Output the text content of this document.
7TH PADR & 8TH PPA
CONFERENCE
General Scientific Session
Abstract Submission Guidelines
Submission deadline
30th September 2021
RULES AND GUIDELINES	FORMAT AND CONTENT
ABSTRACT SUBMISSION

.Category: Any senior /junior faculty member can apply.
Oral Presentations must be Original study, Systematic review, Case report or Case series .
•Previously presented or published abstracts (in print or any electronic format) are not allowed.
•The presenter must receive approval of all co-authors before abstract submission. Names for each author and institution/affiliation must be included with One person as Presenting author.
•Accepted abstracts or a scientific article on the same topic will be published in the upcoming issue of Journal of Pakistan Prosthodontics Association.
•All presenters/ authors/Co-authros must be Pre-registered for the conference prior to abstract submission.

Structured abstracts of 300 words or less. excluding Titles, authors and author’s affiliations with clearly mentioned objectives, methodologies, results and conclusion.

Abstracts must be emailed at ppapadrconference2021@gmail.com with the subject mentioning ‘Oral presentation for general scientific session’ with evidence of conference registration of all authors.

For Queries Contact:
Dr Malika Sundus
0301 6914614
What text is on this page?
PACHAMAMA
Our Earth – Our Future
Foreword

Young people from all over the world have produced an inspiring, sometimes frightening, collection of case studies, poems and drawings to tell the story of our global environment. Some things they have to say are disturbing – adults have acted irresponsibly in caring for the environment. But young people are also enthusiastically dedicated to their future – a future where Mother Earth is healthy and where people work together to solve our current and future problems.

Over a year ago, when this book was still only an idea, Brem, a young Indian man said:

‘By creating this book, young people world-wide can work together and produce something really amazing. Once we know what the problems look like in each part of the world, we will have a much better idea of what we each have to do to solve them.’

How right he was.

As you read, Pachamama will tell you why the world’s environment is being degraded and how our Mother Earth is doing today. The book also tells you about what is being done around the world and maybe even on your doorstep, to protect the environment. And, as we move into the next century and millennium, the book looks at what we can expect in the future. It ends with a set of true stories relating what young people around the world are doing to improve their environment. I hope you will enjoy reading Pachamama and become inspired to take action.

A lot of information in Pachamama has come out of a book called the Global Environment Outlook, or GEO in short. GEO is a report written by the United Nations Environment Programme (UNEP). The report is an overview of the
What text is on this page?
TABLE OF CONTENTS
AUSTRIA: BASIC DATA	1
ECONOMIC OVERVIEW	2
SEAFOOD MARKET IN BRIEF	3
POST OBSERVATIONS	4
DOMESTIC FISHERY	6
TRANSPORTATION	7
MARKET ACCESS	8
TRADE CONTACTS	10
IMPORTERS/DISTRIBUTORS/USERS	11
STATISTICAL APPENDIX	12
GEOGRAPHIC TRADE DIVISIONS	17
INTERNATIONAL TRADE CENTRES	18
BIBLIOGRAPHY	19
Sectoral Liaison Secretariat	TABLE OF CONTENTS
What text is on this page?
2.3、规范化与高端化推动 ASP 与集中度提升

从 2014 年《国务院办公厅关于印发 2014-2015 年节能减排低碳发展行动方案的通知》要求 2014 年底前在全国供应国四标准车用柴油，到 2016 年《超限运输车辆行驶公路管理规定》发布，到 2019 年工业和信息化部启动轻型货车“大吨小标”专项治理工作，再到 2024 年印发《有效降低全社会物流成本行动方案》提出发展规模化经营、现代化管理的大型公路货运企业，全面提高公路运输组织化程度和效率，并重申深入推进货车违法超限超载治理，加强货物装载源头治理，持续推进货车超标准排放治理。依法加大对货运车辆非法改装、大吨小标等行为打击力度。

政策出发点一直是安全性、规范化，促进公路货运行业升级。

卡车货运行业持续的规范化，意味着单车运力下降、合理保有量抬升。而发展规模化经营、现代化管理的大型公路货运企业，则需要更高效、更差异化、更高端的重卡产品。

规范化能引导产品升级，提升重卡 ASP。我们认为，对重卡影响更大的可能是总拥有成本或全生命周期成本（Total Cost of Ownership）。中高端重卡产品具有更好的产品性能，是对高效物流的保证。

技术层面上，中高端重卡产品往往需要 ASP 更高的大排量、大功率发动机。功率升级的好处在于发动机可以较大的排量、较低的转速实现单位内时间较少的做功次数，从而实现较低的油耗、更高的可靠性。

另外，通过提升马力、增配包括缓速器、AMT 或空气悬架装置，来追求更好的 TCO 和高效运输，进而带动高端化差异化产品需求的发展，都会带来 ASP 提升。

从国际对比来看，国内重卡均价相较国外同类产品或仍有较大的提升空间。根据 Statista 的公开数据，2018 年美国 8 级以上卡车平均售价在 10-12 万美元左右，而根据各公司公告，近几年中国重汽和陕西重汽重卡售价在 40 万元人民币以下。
● ● ● ● ● ● ●
◆ Problem ◆
Find all the lines containing "report" in the material, then copy them.

◆ Answer in full ◆
Oral Presentations must be Original study, Systematic review, Case report or Case series .
A lot of information in Pachamama has come out of a book called the Global Environment Outlook, or GEO in short. GEO is a report written by the United Nations Environment Programme (UNEP). The report is an overview of the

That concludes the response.